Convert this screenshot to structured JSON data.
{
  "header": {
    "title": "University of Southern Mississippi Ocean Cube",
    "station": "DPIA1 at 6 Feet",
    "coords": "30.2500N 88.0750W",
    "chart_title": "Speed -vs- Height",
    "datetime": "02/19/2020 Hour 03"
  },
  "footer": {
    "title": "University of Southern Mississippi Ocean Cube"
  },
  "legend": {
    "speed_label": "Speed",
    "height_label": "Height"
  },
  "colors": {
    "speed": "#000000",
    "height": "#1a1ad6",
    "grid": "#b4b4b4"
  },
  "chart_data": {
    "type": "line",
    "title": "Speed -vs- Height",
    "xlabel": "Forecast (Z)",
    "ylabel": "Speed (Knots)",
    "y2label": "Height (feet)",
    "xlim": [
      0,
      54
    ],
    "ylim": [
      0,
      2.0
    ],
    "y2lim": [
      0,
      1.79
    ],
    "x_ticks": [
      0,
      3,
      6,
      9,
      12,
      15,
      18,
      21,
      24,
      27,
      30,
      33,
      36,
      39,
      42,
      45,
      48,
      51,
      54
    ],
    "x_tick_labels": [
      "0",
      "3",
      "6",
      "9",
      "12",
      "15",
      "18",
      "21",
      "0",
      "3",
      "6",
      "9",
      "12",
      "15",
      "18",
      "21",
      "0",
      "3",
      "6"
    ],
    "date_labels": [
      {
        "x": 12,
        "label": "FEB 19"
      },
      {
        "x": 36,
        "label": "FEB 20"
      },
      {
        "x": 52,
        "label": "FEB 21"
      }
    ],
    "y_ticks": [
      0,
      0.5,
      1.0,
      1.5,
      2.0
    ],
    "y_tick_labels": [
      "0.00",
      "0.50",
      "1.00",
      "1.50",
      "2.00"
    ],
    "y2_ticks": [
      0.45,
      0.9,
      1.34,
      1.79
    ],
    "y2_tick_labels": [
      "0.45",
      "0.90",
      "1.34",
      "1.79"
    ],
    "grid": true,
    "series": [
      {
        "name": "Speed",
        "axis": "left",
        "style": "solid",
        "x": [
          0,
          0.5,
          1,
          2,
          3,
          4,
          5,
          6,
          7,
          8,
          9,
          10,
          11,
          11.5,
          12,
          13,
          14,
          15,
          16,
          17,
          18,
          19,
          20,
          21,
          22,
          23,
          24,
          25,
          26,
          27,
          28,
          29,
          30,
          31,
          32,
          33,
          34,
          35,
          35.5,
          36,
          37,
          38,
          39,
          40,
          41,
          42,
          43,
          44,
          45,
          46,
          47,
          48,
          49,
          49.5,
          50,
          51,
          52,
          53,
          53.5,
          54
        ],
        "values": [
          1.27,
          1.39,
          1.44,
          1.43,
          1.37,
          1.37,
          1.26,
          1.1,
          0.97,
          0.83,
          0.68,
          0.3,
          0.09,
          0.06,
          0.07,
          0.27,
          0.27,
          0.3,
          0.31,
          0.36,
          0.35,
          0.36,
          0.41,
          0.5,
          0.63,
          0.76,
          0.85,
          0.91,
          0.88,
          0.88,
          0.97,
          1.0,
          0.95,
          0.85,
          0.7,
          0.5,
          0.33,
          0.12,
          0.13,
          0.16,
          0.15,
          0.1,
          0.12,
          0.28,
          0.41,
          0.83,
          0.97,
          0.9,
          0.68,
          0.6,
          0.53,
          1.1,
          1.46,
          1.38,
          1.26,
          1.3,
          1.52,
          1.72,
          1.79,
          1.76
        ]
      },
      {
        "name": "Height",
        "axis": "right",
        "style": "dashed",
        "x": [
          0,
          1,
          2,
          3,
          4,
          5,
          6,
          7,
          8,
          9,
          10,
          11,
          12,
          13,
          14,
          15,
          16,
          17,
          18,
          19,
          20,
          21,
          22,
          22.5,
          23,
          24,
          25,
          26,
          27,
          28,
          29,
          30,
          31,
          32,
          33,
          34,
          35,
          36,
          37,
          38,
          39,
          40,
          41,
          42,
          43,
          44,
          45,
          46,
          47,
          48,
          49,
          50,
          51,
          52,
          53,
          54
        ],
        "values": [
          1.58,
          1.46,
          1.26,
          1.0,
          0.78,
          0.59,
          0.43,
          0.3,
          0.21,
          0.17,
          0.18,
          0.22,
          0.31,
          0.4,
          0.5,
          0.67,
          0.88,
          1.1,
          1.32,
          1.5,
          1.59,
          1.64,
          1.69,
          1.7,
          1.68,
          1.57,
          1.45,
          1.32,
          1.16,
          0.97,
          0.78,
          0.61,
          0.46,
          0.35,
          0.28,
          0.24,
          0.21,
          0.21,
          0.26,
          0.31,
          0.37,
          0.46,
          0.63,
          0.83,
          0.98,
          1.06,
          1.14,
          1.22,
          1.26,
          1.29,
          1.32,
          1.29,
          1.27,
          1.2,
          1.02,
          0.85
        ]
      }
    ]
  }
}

* * * *

What to work on: Search the material above for "Mississippi". Pull out each line where it shows up.

Result of this exercise:
    "title": "University of Southern Mississippi Ocean Cube",
    "title": "University of Southern Mississippi Ocean Cube"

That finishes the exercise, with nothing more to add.